EXERCISE INSTRUCTIONS => Starting at the line containing "legend-label: vážné nedostatky: [798, 597, 954, 619]" and ending at the line containing "y-tick-label: 90: [164, 315, 186, 337]", rewrite those lines of the material with "value-label" changed to "data-label" and nothing else altered.

RECORDS FOR THIS TASK =>
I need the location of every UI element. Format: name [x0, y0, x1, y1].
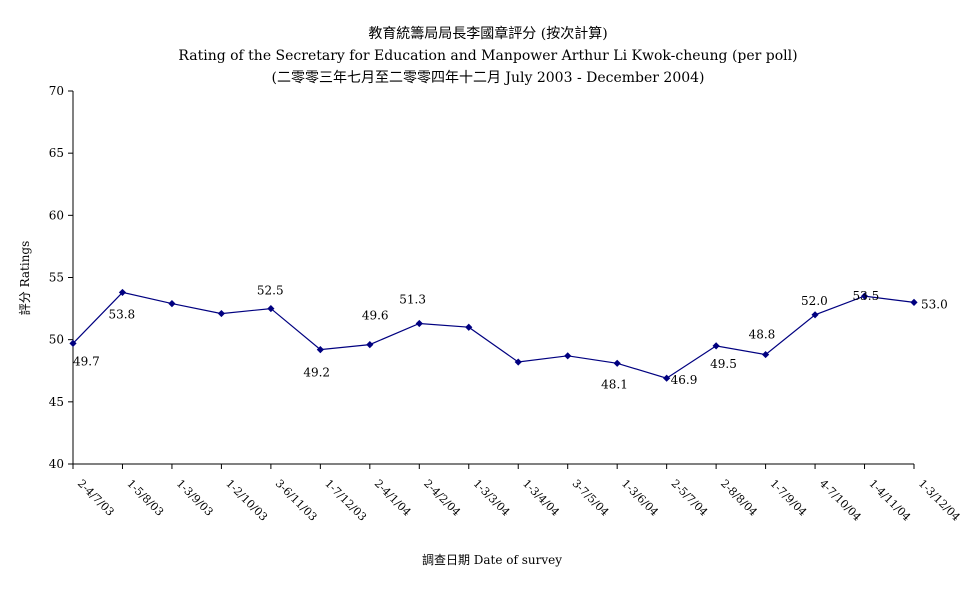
data-point-marker	[663, 374, 671, 382]
data-label: 49.6	[362, 309, 389, 323]
x-tick-label: 1-5/8/03	[124, 477, 166, 519]
data-label: 53.8	[108, 307, 135, 321]
x-tick-label: 2-4/7/03	[75, 477, 117, 519]
x-tick-label: 3-6/11/03	[273, 477, 320, 524]
data-point-marker	[910, 298, 918, 306]
x-tick-label: 2-4/2/04	[421, 477, 463, 519]
chart-title: 教育統籌局局長李國章評分 (按次計算)	[368, 25, 607, 42]
x-tick-label: 2-5/7/04	[669, 477, 711, 519]
data-point-marker	[860, 292, 869, 300]
series-line	[72, 291, 915, 379]
data-label: 49.5	[710, 357, 737, 371]
x-tick-label: 1-4/11/04	[866, 477, 913, 524]
data-point-marker	[465, 323, 473, 331]
x-tick-label: 1-3/9/03	[174, 477, 216, 519]
x-tick-label: 1-3/4/04	[520, 477, 562, 519]
x-tick-label: 1-2/10/03	[223, 477, 270, 524]
y-tick-label: 45	[49, 395, 64, 409]
data-label: 48.8	[749, 328, 776, 342]
data-point-marker	[217, 309, 226, 318]
data-point-marker	[316, 346, 324, 354]
chart-subtitle: Rating of the Secretary for Education an…	[178, 48, 797, 64]
y-tick-label: 65	[49, 146, 64, 160]
data-point-marker	[811, 311, 819, 319]
data-point-marker	[613, 359, 621, 367]
y-tick-label: 55	[49, 271, 64, 285]
y-tick-label: 60	[49, 208, 64, 222]
data-label: 46.9	[671, 373, 698, 387]
x-tick-label: 1-7/12/03	[322, 477, 369, 524]
x-tick-label: 2-8/8/04	[718, 477, 760, 519]
data-label: 53.5	[853, 289, 880, 303]
data-label: 52.0	[801, 294, 828, 308]
x-axis-title: 調查日期 Date of survey	[422, 553, 562, 567]
x-tick-label: 1-3/12/04	[916, 477, 963, 524]
data-label: 49.2	[303, 366, 330, 380]
data-point-marker	[168, 300, 176, 308]
data-point-marker	[712, 342, 720, 350]
data-point-marker	[118, 288, 127, 297]
data-label: 49.7	[73, 354, 100, 368]
x-tick-label: 1-3/3/04	[471, 477, 513, 519]
x-tick-label: 1-7/9/04	[767, 477, 809, 519]
data-point-marker	[564, 352, 572, 360]
data-point-marker	[267, 304, 275, 313]
data-point-marker	[514, 358, 522, 366]
data-point-marker	[415, 319, 423, 328]
x-tick-label: 2-4/1/04	[372, 477, 414, 519]
y-tick-label: 70	[49, 84, 64, 98]
x-tick-label: 1-3/6/04	[619, 477, 661, 519]
data-point-marker	[366, 341, 374, 349]
chart-subtitle-period: (二零零三年七月至二零零四年十二月 July 2003 - December 2…	[271, 70, 704, 86]
x-tick-label: 4-7/10/04	[817, 477, 864, 524]
y-tick-label: 50	[49, 333, 64, 347]
x-tick-label: 3-7/5/04	[570, 477, 612, 519]
data-label: 52.5	[257, 284, 284, 298]
y-axis-title: 評分 Ratings	[17, 241, 32, 316]
data-point-marker	[69, 339, 77, 347]
data-label: 53.0	[921, 297, 948, 311]
y-tick-label: 40	[49, 457, 64, 471]
data-label: 48.1	[601, 377, 628, 391]
data-point-marker	[761, 350, 770, 359]
data-label: 51.3	[399, 293, 426, 307]
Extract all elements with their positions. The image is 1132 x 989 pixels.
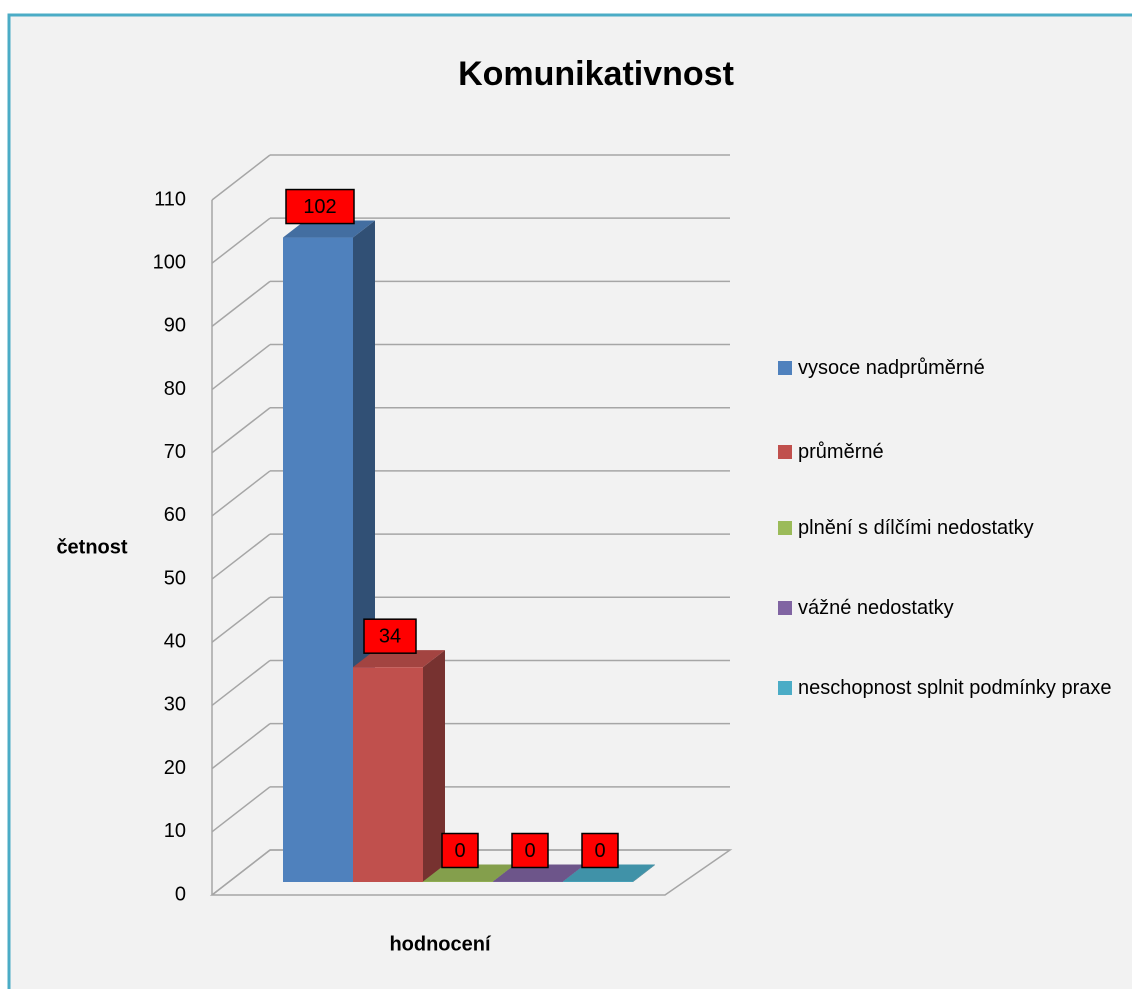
legend-label: vážné nedostatky: [798, 597, 954, 619]
bar-top: [423, 864, 515, 882]
y-tick-label: 60: [164, 504, 186, 526]
bar-top: [283, 220, 375, 238]
value-label: 0: [594, 840, 605, 862]
value-label: 102: [303, 196, 336, 218]
y-tick-label: 90: [164, 315, 186, 337]
legend-label: neschopnost splnit podmínky praxe: [798, 677, 1112, 699]
y-axis-label: četnost: [56, 536, 127, 558]
grid-line-side: [211, 343, 271, 391]
chart-title: Komunikativnost: [458, 55, 734, 93]
grid-line-side: [211, 154, 271, 201]
value-label-box: [581, 832, 619, 869]
legend-swatch: [778, 361, 792, 375]
bar: [353, 667, 423, 882]
legend-swatch: [778, 445, 792, 459]
y-tick-label: 50: [164, 567, 186, 589]
y-tick-label: 70: [164, 441, 186, 463]
bar: [423, 881, 493, 882]
legend-label: plnění s dílčími nedostatky: [798, 517, 1034, 539]
bar-top: [493, 864, 585, 882]
y-tick-label: 100: [153, 251, 186, 273]
value-label-box: [441, 832, 479, 869]
y-tick-label: 40: [164, 631, 186, 653]
bar-side: [633, 864, 655, 882]
grid-line-side: [211, 659, 271, 707]
legend-label: průměrné: [798, 441, 884, 463]
value-label: 34: [379, 625, 401, 647]
grid-line-side: [211, 786, 271, 833]
grid-line-side: [211, 723, 271, 770]
value-label: 0: [524, 840, 535, 862]
x-axis-label: hodnocení: [389, 933, 492, 955]
legend-swatch: [778, 681, 792, 695]
bar: [283, 237, 353, 882]
legend-swatch: [778, 521, 792, 535]
bar-top: [353, 650, 445, 668]
floor: [209, 849, 733, 896]
grid-line-side: [211, 596, 271, 643]
grid-line-side: [211, 533, 271, 580]
bar-top: [563, 864, 655, 882]
legend-swatch: [778, 601, 792, 615]
value-label-box: [285, 188, 355, 225]
y-tick-label: 20: [164, 757, 186, 779]
y-tick-label: 30: [164, 694, 186, 716]
grid-line-side: [211, 470, 271, 517]
bar: [563, 881, 633, 882]
grid-line-side: [211, 217, 271, 264]
y-tick-label: 80: [164, 378, 186, 400]
y-tick-label: 0: [175, 883, 186, 905]
chart-frame: [7, 13, 1132, 989]
value-label-box: [511, 832, 549, 869]
value-label-box: [363, 618, 417, 654]
value-label: 0: [454, 840, 465, 862]
y-tick-label: 110: [154, 188, 186, 210]
bar-side: [423, 650, 445, 882]
grid-line-side: [211, 280, 271, 327]
legend-label: vysoce nadprůměrné: [798, 357, 985, 379]
y-tick-label: 10: [164, 820, 186, 842]
bar: [493, 881, 563, 882]
grid-line-side: [211, 407, 271, 454]
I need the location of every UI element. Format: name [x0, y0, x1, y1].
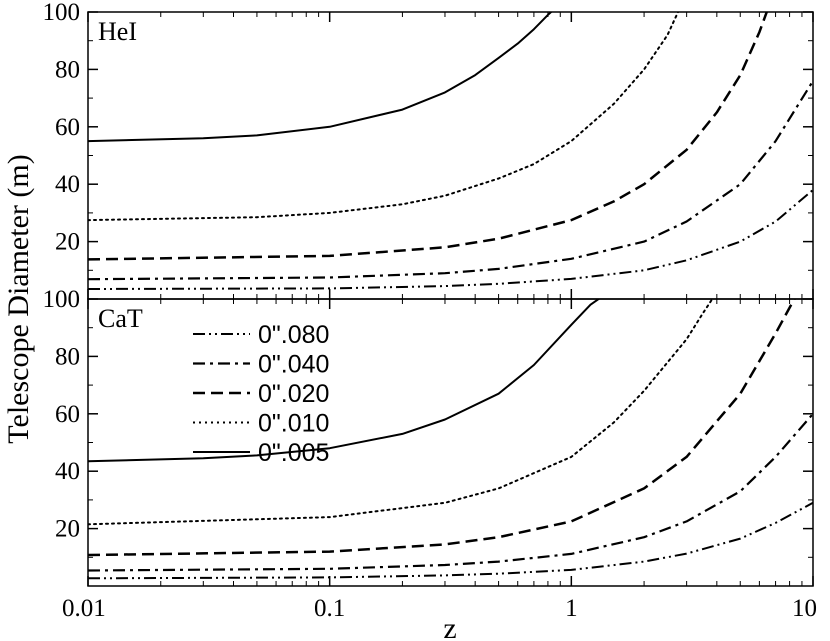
x-tick-label: 0.1: [314, 595, 345, 622]
x-axis-title: z: [443, 612, 456, 641]
y-tick-label: 80: [55, 56, 80, 83]
y-tick-label: 40: [55, 458, 80, 485]
y-axis-title: Telescope Diameter (m): [2, 154, 35, 443]
series-line-HeI-solid: [88, 12, 553, 143]
top-panel-frame: [87, 11, 814, 300]
legend-label: 0".020: [258, 380, 329, 408]
y-tick-label: 100: [43, 286, 81, 313]
series-line-CaT-dash-dot: [88, 413, 813, 572]
series-line-CaT-dash-dot-dot: [88, 501, 813, 580]
y-tick-label: 40: [55, 171, 80, 198]
series-line-HeI-dashed: [88, 12, 769, 261]
y-tick-label: 20: [55, 516, 80, 543]
y-tick-label: 100: [43, 0, 81, 26]
curves-layer: [88, 12, 813, 580]
series-line-HeI-dotted: [88, 12, 680, 222]
x-tick-label: 10: [792, 595, 817, 622]
series-line-HeI-dash-dot: [88, 80, 813, 281]
y-tick-label: 80: [55, 343, 80, 370]
y-tick-label: 60: [55, 401, 80, 428]
legend-label: 0".080: [258, 321, 329, 349]
legend-label: 0".040: [258, 351, 329, 379]
series-line-CaT-dotted: [88, 299, 714, 526]
y-tick-label: 60: [55, 114, 80, 141]
y-tick-label: 20: [55, 229, 80, 256]
series-line-CaT-solid: [88, 299, 601, 463]
series-line-CaT-dashed: [88, 299, 796, 557]
x-tick-label: 0.01: [62, 595, 106, 622]
panel-label-top: HeI: [98, 17, 137, 46]
panel-label-bottom: CaT: [98, 304, 143, 333]
legend-label: 0".005: [258, 439, 329, 467]
series-line-HeI-dash-dot-dot: [88, 189, 813, 290]
tick-layer: 0.01 0.1 1 10 20 40 60 80 100 20 40 60 80 100: [43, 0, 818, 622]
x-tick-label: 1: [565, 595, 578, 622]
legend-label: 0".010: [258, 410, 329, 438]
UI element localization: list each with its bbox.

RESULT BELOW =>
legend-label: vážné nedostatky: [798, 597, 954, 619]
bar-top: [423, 864, 515, 882]
y-tick-label: 60: [164, 504, 186, 526]
bar-top: [283, 220, 375, 238]
data-label: 0: [594, 840, 605, 862]
data-label: 102: [303, 196, 336, 218]
y-tick-label: 90: [164, 315, 186, 337]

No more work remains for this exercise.